• REQUIREMENTS
Can you print the data exactly and leave out each image?

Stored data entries
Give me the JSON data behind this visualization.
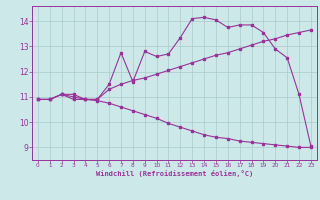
{
  "xlabel": "Windchill (Refroidissement éolien,°C)",
  "bg_color": "#cce8e8",
  "line_color": "#993399",
  "grid_color": "#aacccc",
  "xlim": [
    -0.5,
    23.5
  ],
  "ylim": [
    8.5,
    14.6
  ],
  "xticks": [
    0,
    1,
    2,
    3,
    4,
    5,
    6,
    7,
    8,
    9,
    10,
    11,
    12,
    13,
    14,
    15,
    16,
    17,
    18,
    19,
    20,
    21,
    22,
    23
  ],
  "yticks": [
    9,
    10,
    11,
    12,
    13,
    14
  ],
  "line1_x": [
    0,
    1,
    2,
    3,
    4,
    5,
    6,
    7,
    8,
    9,
    10,
    11,
    12,
    13,
    14,
    15,
    16,
    17,
    18,
    19,
    20,
    21,
    22,
    23
  ],
  "line1_y": [
    10.9,
    10.9,
    11.1,
    11.1,
    10.9,
    10.9,
    11.5,
    12.75,
    11.6,
    12.8,
    12.6,
    12.7,
    13.35,
    14.1,
    14.15,
    14.05,
    13.75,
    13.85,
    13.85,
    13.55,
    12.9,
    12.55,
    11.1,
    9.05
  ],
  "line2_x": [
    0,
    1,
    2,
    3,
    4,
    5,
    6,
    7,
    8,
    9,
    10,
    11,
    12,
    13,
    14,
    15,
    16,
    17,
    18,
    19,
    20,
    21,
    22,
    23
  ],
  "line2_y": [
    10.9,
    10.9,
    11.1,
    10.9,
    10.9,
    10.9,
    11.3,
    11.5,
    11.65,
    11.75,
    11.9,
    12.05,
    12.2,
    12.35,
    12.5,
    12.65,
    12.75,
    12.9,
    13.05,
    13.2,
    13.3,
    13.45,
    13.55,
    13.65
  ],
  "line3_x": [
    0,
    1,
    2,
    3,
    4,
    5,
    6,
    7,
    8,
    9,
    10,
    11,
    12,
    13,
    14,
    15,
    16,
    17,
    18,
    19,
    20,
    21,
    22,
    23
  ],
  "line3_y": [
    10.9,
    10.9,
    11.1,
    11.0,
    10.9,
    10.85,
    10.75,
    10.6,
    10.45,
    10.3,
    10.15,
    9.95,
    9.8,
    9.65,
    9.5,
    9.4,
    9.35,
    9.25,
    9.2,
    9.15,
    9.1,
    9.05,
    9.0,
    9.0
  ]
}
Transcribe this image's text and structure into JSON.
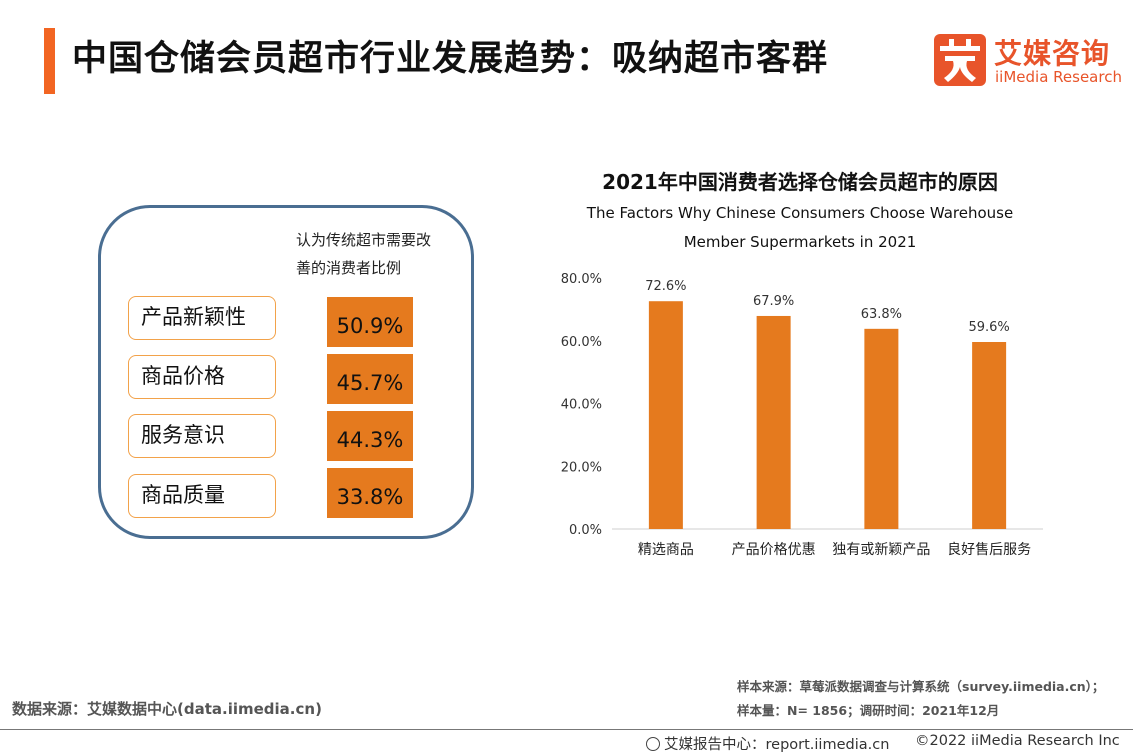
{
  "header": {
    "title": "中国仓储会员超市行业发展趋势：吸纳超市客群",
    "accent_color": "#F26522"
  },
  "logo": {
    "glyph": "艾",
    "name_cn": "艾媒咨询",
    "name_en": "iiMedia Research",
    "color": "#E8542A"
  },
  "left_panel": {
    "heading": "认为传统超市需要改善的消费者比例",
    "items": [
      {
        "label": "产品新颖性",
        "value": "50.9%"
      },
      {
        "label": "商品价格",
        "value": "45.7%"
      },
      {
        "label": "服务意识",
        "value": "44.3%"
      },
      {
        "label": "商品质量",
        "value": "33.8%"
      }
    ],
    "border_color": "#4A6E92",
    "value_color": "#E57A1E"
  },
  "chart_data": {
    "type": "bar",
    "title": "2021年中国消费者选择仓储会员超市的原因",
    "subtitle": "The Factors Why Chinese Consumers Choose Warehouse Member Supermarkets in 2021",
    "categories": [
      "精选商品",
      "产品价格优惠",
      "独有或新颖产品",
      "良好售后服务"
    ],
    "values": [
      72.6,
      67.9,
      63.8,
      59.6
    ],
    "data_labels": [
      "72.6%",
      "67.9%",
      "63.8%",
      "59.6%"
    ],
    "ylim": [
      0,
      80
    ],
    "yticks": [
      0,
      20,
      40,
      60,
      80
    ],
    "ytick_labels": [
      "0.0%",
      "20.0%",
      "40.0%",
      "60.0%",
      "80.0%"
    ],
    "grid": false,
    "bar_color": "#E57A1E"
  },
  "sources": {
    "data_source": "数据来源：艾媒数据中心(data.iimedia.cn)",
    "sample_source": "样本来源：草莓派数据调查与计算系统（survey.iimedia.cn）；",
    "sample_size": "样本量：N= 1856；调研时间：2021年12月"
  },
  "footer": {
    "report_center": "艾媒报告中心：report.iimedia.cn",
    "copyright": "©2022  iiMedia Research  Inc"
  }
}
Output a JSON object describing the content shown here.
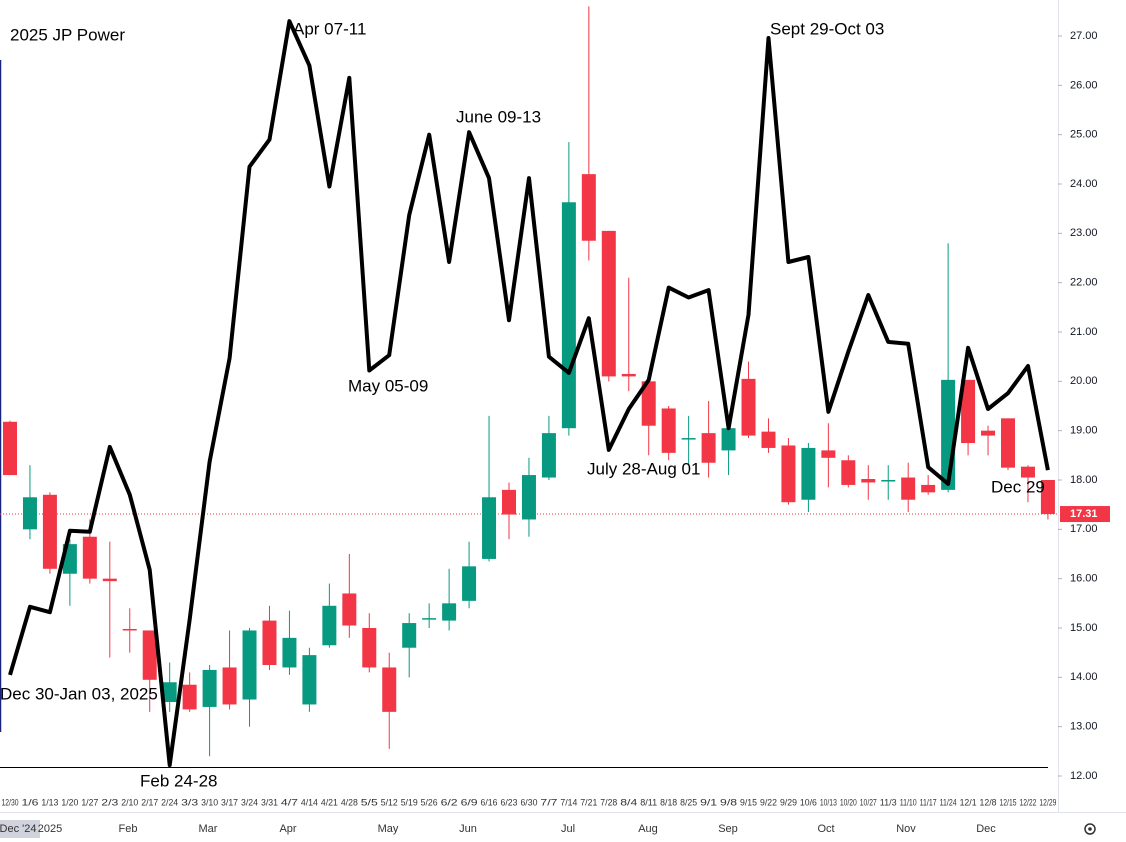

• FINAL RESULT
Give me the JSON data behind this visualization.
{
  "xlabel": "Windchill (Refroidissement éolien,°C)",
  "bg_color": "#cce8e8",
  "line_color": "#993399",
  "grid_color": "#aacccc",
  "xlim": [
    -0.5,
    23.5
  ],
  "ylim": [
    8.5,
    14.6
  ],
  "xticks": [
    0,
    1,
    2,
    3,
    4,
    5,
    6,
    7,
    8,
    9,
    10,
    11,
    12,
    13,
    14,
    15,
    16,
    17,
    18,
    19,
    20,
    21,
    22,
    23
  ],
  "yticks": [
    9,
    10,
    11,
    12,
    13,
    14
  ],
  "line1_x": [
    0,
    1,
    2,
    3,
    4,
    5,
    6,
    7,
    8,
    9,
    10,
    11,
    12,
    13,
    14,
    15,
    16,
    17,
    18,
    19,
    20,
    21,
    22,
    23
  ],
  "line1_y": [
    10.9,
    10.9,
    11.1,
    11.1,
    10.9,
    10.9,
    11.5,
    12.75,
    11.6,
    12.8,
    12.6,
    12.7,
    13.35,
    14.1,
    14.15,
    14.05,
    13.75,
    13.85,
    13.85,
    13.55,
    12.9,
    12.55,
    11.1,
    9.05
  ],
  "line2_x": [
    0,
    1,
    2,
    3,
    4,
    5,
    6,
    7,
    8,
    9,
    10,
    11,
    12,
    13,
    14,
    15,
    16,
    17,
    18,
    19,
    20,
    21,
    22,
    23
  ],
  "line2_y": [
    10.9,
    10.9,
    11.1,
    10.9,
    10.9,
    10.9,
    11.3,
    11.5,
    11.65,
    11.75,
    11.9,
    12.05,
    12.2,
    12.35,
    12.5,
    12.65,
    12.75,
    12.9,
    13.05,
    13.2,
    13.3,
    13.45,
    13.55,
    13.65
  ],
  "line3_x": [
    0,
    1,
    2,
    3,
    4,
    5,
    6,
    7,
    8,
    9,
    10,
    11,
    12,
    13,
    14,
    15,
    16,
    17,
    18,
    19,
    20,
    21,
    22,
    23
  ],
  "line3_y": [
    10.9,
    10.9,
    11.1,
    11.0,
    10.9,
    10.85,
    10.75,
    10.6,
    10.45,
    10.3,
    10.15,
    9.95,
    9.8,
    9.65,
    9.5,
    9.4,
    9.35,
    9.25,
    9.2,
    9.15,
    9.1,
    9.05,
    9.0,
    9.0
  ]
}
Transcribe this image's text and structure into JSON.
{
  "header": {
    "title": "中国仓储会员超市行业发展趋势：吸纳超市客群",
    "accent_color": "#F26522"
  },
  "logo": {
    "glyph": "艾",
    "name_cn": "艾媒咨询",
    "name_en": "iiMedia Research",
    "color": "#E8542A"
  },
  "left_panel": {
    "heading": "认为传统超市需要改善的消费者比例",
    "items": [
      {
        "label": "产品新颖性",
        "value": "50.9%"
      },
      {
        "label": "商品价格",
        "value": "45.7%"
      },
      {
        "label": "服务意识",
        "value": "44.3%"
      },
      {
        "label": "商品质量",
        "value": "33.8%"
      }
    ],
    "border_color": "#4A6E92",
    "value_color": "#E57A1E"
  },
  "chart_data": {
    "type": "bar",
    "title": "2021年中国消费者选择仓储会员超市的原因",
    "subtitle": "The Factors Why Chinese Consumers Choose Warehouse Member Supermarkets in 2021",
    "categories": [
      "精选商品",
      "产品价格优惠",
      "独有或新颖产品",
      "良好售后服务"
    ],
    "values": [
      72.6,
      67.9,
      63.8,
      59.6
    ],
    "data_labels": [
      "72.6%",
      "67.9%",
      "63.8%",
      "59.6%"
    ],
    "ylim": [
      0,
      80
    ],
    "yticks": [
      0,
      20,
      40,
      60,
      80
    ],
    "ytick_labels": [
      "0.0%",
      "20.0%",
      "40.0%",
      "60.0%",
      "80.0%"
    ],
    "grid": false,
    "bar_color": "#E57A1E"
  },
  "sources": {
    "data_source": "数据来源：艾媒数据中心(data.iimedia.cn)",
    "sample_source": "样本来源：草莓派数据调查与计算系统（survey.iimedia.cn）；",
    "sample_size": "样本量：N= 1856；调研时间：2021年12月"
  },
  "footer": {
    "report_center": "艾媒报告中心：report.iimedia.cn",
    "copyright": "©2022  iiMedia Research  Inc"
  }
}
Output a JSON object describing the content shown here.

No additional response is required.